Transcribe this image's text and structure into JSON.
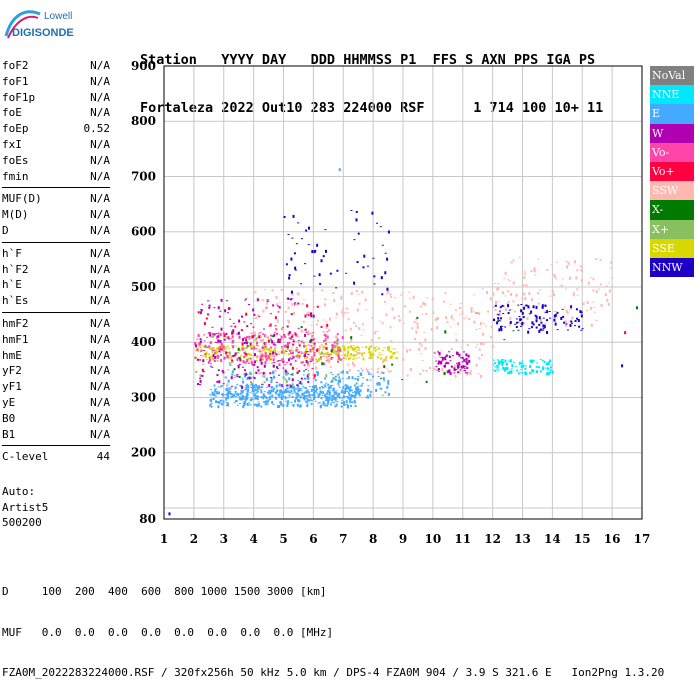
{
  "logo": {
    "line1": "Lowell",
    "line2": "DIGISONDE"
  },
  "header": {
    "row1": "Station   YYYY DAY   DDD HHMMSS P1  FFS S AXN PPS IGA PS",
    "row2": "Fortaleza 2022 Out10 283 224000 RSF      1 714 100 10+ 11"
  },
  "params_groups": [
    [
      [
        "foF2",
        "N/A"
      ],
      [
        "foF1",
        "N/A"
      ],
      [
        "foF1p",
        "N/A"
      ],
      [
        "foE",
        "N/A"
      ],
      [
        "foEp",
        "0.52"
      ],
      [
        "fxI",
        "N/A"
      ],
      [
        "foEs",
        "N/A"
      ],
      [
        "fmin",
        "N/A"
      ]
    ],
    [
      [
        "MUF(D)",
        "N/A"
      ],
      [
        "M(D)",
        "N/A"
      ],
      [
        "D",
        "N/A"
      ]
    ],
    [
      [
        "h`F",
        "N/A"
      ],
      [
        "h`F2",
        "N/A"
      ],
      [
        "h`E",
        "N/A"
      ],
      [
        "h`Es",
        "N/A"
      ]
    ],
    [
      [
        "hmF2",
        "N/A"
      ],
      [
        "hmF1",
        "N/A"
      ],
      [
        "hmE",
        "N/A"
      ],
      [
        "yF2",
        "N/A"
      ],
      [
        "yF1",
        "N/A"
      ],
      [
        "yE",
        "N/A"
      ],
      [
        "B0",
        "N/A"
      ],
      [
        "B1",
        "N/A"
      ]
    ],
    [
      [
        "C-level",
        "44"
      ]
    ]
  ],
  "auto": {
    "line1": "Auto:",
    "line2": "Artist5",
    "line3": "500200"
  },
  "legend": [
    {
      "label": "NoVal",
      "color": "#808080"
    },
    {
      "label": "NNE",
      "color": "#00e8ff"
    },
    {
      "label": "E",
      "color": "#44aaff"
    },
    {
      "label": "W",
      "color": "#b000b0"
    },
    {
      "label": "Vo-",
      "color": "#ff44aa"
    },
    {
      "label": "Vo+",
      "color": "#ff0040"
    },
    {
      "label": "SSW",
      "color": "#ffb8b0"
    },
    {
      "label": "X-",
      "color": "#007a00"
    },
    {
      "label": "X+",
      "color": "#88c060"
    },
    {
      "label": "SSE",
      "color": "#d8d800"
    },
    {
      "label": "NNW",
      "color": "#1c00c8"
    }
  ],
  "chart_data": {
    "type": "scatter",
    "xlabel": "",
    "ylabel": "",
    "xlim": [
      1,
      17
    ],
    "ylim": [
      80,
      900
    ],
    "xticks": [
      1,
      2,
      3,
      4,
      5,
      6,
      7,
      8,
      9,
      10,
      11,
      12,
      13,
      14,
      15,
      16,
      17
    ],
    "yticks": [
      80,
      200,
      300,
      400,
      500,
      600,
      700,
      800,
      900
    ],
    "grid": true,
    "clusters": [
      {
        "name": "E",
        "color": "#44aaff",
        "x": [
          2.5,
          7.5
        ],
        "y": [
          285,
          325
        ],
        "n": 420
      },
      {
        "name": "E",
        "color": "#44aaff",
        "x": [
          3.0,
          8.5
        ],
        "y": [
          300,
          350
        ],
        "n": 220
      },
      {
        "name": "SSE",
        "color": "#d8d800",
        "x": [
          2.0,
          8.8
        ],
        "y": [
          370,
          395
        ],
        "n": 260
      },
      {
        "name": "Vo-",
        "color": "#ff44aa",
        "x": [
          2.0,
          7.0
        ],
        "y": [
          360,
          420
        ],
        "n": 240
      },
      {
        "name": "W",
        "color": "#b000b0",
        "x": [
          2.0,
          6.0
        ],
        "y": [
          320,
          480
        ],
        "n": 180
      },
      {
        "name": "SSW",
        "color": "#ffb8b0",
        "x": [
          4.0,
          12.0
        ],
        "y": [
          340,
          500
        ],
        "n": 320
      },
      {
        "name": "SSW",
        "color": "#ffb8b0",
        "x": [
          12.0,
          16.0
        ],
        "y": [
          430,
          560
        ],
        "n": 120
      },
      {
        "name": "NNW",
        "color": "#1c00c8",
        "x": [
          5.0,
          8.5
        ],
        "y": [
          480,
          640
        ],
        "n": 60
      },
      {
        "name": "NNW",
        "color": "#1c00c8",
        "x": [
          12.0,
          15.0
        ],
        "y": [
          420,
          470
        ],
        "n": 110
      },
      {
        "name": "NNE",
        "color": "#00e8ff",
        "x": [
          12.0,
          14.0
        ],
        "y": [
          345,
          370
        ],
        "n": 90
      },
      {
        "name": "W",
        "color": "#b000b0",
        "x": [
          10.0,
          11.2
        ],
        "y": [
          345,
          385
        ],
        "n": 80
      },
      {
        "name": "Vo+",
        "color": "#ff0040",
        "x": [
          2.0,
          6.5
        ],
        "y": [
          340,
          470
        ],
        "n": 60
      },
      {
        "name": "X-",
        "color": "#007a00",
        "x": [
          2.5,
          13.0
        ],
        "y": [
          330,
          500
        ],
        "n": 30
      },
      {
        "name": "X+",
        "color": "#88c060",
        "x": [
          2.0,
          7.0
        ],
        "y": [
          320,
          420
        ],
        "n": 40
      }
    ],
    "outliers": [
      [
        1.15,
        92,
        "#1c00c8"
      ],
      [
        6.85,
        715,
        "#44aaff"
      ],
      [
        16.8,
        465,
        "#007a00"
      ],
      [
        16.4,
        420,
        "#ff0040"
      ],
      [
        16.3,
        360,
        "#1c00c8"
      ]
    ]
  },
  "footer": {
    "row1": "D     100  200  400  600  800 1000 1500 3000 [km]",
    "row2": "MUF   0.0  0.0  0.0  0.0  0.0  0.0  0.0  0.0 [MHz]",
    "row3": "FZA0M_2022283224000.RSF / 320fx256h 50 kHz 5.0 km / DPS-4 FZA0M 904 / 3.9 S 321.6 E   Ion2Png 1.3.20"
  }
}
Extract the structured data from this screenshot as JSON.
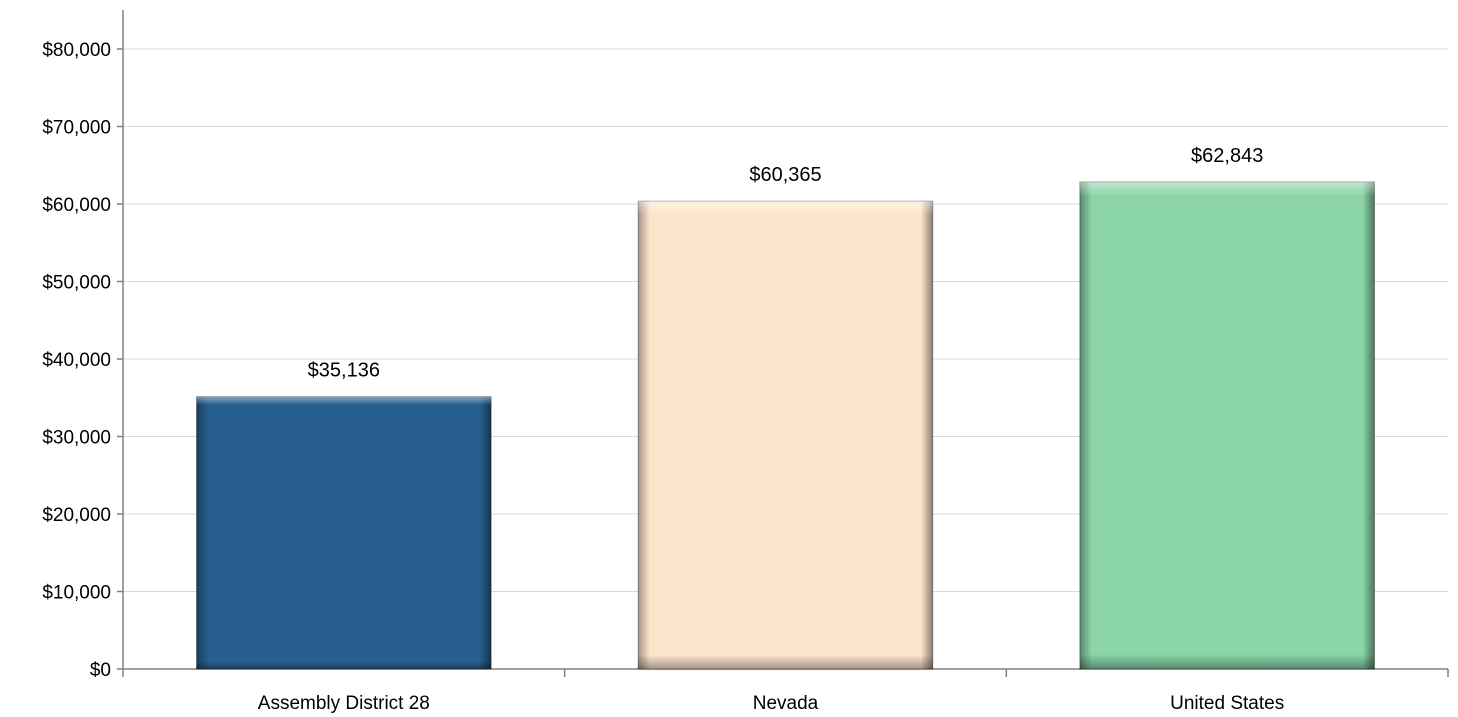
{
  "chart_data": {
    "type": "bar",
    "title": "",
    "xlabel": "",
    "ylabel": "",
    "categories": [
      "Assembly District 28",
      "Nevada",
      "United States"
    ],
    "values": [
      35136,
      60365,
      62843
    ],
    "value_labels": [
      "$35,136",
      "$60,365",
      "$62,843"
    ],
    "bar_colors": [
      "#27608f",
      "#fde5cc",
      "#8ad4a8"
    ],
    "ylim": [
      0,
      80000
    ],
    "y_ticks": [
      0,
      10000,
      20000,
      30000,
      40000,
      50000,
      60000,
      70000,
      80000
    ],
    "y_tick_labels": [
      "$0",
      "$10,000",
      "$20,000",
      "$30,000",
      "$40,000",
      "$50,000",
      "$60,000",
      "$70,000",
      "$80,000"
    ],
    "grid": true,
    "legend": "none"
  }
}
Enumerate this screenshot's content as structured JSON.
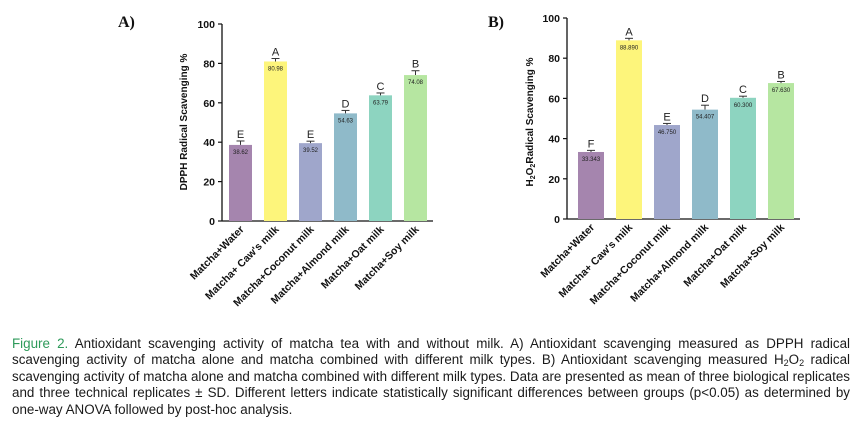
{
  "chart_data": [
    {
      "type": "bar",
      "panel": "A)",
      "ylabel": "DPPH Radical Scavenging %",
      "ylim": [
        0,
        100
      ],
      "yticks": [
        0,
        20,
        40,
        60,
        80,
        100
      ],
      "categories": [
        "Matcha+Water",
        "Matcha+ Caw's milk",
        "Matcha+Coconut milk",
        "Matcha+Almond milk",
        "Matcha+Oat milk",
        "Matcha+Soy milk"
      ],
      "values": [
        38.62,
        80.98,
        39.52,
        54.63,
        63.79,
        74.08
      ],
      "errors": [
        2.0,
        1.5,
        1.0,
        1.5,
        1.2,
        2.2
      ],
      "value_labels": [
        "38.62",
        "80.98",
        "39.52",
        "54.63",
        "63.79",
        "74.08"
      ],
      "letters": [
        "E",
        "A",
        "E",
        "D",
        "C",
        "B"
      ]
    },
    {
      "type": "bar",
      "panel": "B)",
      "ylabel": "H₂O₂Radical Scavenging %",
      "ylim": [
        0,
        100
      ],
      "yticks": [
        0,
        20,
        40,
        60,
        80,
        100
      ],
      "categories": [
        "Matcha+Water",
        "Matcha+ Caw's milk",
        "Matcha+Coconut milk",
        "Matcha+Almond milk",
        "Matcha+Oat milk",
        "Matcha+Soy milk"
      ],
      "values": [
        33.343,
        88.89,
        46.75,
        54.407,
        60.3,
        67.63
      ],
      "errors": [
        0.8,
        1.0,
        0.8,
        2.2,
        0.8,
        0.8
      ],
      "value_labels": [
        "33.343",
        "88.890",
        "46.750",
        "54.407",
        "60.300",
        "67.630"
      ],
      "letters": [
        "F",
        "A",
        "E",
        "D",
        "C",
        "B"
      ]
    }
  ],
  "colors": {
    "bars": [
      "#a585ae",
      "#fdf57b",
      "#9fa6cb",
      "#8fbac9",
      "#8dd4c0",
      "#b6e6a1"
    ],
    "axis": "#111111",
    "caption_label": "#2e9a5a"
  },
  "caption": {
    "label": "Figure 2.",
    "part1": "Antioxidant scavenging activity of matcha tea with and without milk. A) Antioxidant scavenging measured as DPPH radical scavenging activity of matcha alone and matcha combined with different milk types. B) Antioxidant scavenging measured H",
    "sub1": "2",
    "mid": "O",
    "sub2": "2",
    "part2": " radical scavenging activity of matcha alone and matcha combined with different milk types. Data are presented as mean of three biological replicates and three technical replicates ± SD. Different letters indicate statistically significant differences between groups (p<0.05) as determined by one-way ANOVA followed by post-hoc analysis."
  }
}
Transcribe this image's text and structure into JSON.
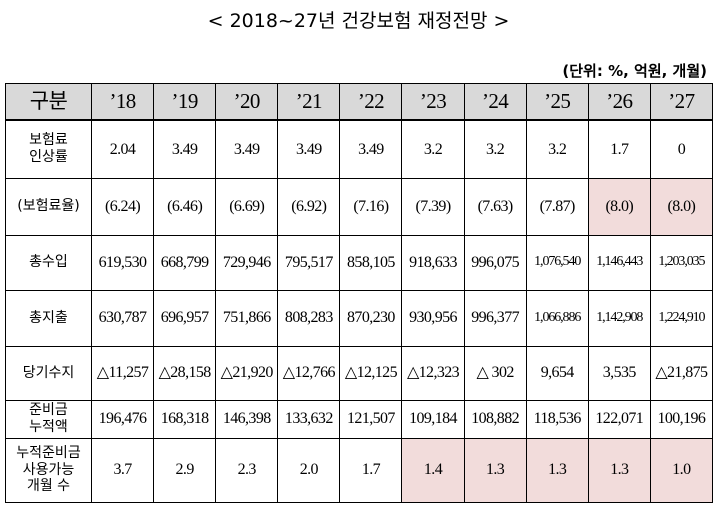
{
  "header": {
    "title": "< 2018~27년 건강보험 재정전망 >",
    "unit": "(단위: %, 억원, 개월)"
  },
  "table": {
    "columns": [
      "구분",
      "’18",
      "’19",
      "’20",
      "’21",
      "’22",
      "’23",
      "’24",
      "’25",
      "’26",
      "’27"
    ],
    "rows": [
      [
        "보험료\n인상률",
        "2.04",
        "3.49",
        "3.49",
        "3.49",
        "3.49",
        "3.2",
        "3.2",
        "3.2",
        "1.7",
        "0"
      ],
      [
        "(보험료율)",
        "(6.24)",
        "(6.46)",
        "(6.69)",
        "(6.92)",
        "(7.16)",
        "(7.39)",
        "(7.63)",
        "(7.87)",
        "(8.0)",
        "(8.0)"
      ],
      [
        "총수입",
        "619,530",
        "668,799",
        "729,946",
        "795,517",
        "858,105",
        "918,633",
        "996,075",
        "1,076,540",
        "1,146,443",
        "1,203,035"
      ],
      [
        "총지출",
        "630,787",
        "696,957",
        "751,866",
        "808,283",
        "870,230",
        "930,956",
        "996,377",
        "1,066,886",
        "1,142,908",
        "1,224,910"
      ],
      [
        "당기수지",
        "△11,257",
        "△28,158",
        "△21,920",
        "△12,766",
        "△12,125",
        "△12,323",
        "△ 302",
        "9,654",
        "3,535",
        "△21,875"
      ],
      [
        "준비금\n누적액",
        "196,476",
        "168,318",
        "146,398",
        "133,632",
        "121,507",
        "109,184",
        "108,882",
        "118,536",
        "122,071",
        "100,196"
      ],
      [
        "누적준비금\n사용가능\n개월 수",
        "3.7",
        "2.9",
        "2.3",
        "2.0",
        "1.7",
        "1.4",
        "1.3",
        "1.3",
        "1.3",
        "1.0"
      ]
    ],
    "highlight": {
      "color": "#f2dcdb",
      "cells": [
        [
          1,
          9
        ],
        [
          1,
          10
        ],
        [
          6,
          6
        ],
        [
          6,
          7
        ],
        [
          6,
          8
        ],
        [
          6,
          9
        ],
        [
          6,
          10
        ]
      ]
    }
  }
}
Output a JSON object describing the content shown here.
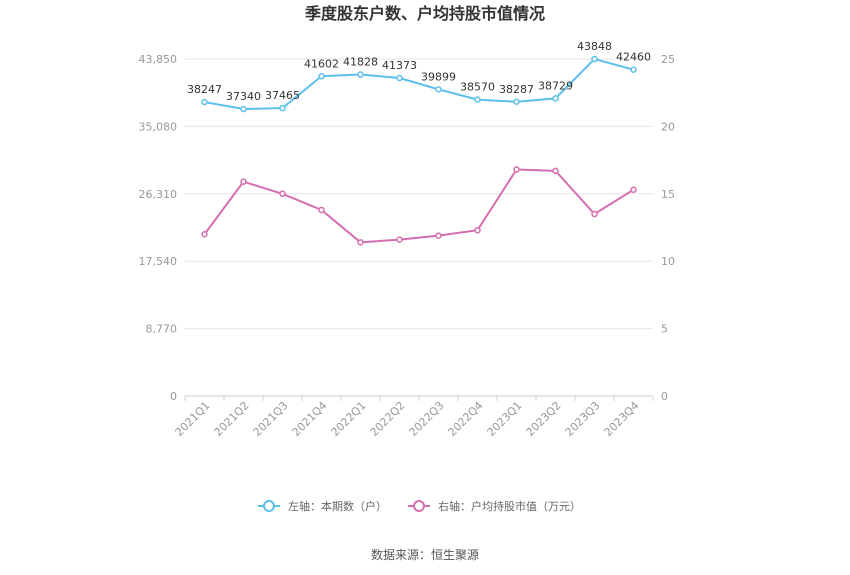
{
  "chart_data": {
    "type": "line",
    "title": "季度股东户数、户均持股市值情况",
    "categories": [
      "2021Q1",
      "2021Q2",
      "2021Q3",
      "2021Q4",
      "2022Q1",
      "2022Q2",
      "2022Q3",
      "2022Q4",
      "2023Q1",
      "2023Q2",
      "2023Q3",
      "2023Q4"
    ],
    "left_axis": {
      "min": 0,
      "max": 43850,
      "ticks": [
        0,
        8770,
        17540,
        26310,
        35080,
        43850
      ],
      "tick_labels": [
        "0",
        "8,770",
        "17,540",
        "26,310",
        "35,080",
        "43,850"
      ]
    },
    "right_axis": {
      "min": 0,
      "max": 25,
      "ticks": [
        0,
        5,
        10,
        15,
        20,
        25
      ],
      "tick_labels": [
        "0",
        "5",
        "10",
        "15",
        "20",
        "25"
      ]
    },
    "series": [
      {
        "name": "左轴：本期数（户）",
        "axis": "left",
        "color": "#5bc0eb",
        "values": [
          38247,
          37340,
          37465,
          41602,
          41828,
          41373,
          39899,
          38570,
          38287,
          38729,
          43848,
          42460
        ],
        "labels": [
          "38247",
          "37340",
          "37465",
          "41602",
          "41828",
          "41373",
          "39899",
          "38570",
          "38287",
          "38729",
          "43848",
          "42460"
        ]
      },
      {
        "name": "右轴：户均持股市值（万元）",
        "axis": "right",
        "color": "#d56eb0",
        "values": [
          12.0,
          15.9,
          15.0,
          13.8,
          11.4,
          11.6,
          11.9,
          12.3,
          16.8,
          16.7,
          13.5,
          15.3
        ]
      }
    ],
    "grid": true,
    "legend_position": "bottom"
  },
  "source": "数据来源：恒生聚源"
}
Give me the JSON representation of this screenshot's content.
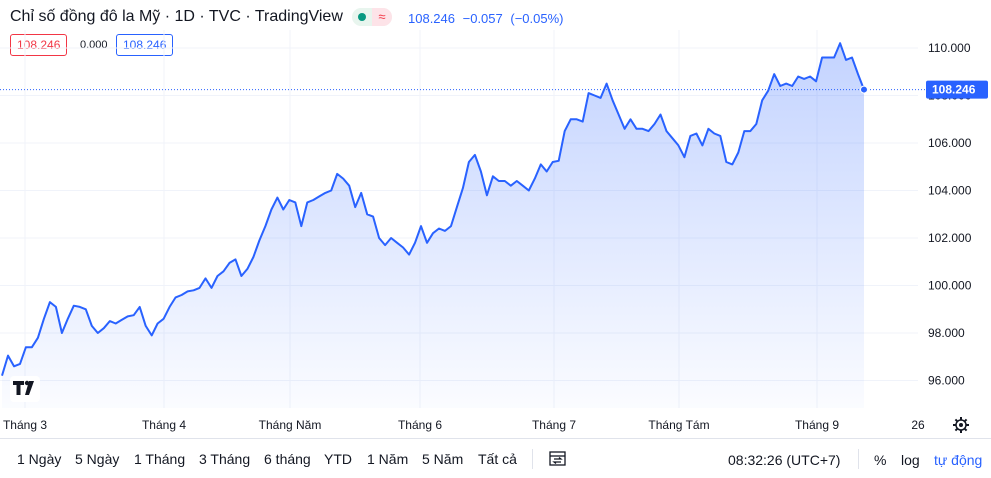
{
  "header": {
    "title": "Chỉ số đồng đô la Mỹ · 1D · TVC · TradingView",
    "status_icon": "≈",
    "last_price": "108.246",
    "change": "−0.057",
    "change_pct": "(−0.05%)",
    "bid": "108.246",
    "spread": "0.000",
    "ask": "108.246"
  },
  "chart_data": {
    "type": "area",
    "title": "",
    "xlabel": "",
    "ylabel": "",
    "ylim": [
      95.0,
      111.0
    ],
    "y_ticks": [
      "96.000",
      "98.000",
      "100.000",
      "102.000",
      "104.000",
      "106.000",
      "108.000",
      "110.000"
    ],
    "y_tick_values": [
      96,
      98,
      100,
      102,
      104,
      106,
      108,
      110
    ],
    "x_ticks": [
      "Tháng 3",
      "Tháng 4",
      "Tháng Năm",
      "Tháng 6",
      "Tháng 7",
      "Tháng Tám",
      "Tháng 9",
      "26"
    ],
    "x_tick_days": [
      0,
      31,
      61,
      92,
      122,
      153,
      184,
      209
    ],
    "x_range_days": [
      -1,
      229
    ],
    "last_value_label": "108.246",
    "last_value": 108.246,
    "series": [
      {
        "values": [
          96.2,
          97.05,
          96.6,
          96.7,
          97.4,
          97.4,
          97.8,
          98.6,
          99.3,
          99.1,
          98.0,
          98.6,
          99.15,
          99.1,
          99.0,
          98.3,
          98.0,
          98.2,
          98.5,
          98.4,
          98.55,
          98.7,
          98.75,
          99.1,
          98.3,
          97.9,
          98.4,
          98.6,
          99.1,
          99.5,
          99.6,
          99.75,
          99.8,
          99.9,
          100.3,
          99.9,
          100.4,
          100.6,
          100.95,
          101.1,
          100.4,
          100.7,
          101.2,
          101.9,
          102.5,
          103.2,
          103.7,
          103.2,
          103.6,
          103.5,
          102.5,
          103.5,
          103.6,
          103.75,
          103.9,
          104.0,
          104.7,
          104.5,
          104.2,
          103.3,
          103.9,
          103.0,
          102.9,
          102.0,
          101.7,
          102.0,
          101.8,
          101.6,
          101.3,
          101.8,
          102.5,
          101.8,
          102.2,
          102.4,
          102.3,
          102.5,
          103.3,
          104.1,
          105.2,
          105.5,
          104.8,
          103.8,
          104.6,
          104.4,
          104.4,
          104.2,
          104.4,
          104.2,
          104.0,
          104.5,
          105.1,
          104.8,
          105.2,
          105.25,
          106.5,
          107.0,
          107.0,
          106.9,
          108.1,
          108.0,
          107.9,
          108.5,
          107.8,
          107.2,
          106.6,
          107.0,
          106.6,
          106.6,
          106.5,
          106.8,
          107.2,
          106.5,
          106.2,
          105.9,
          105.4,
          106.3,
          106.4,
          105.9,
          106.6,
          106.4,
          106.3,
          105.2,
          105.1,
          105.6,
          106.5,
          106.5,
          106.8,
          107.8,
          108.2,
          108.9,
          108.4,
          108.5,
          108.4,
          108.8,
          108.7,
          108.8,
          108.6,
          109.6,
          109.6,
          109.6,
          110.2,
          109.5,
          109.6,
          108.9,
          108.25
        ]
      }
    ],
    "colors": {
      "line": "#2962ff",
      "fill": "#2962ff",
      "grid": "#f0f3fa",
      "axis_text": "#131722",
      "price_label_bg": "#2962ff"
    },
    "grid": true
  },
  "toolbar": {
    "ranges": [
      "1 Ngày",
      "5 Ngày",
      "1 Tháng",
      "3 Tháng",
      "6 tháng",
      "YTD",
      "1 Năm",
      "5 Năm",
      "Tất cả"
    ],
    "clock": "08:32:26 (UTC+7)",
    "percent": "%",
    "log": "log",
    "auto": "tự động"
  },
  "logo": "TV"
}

::::::

→ Problem to work on: Locate the lines above that hold the word "DPPH". Show every one of them.

→ The solution:
      "ylabel": "DPPH Radical Scavenging %",
    "part1": "Antioxidant scavenging activity of matcha tea with and without milk. A) Antioxidant scavenging measured as DPPH radical scavenging activity of matcha alone and matcha combined with different milk types. B) Antioxidant scavenging measured H",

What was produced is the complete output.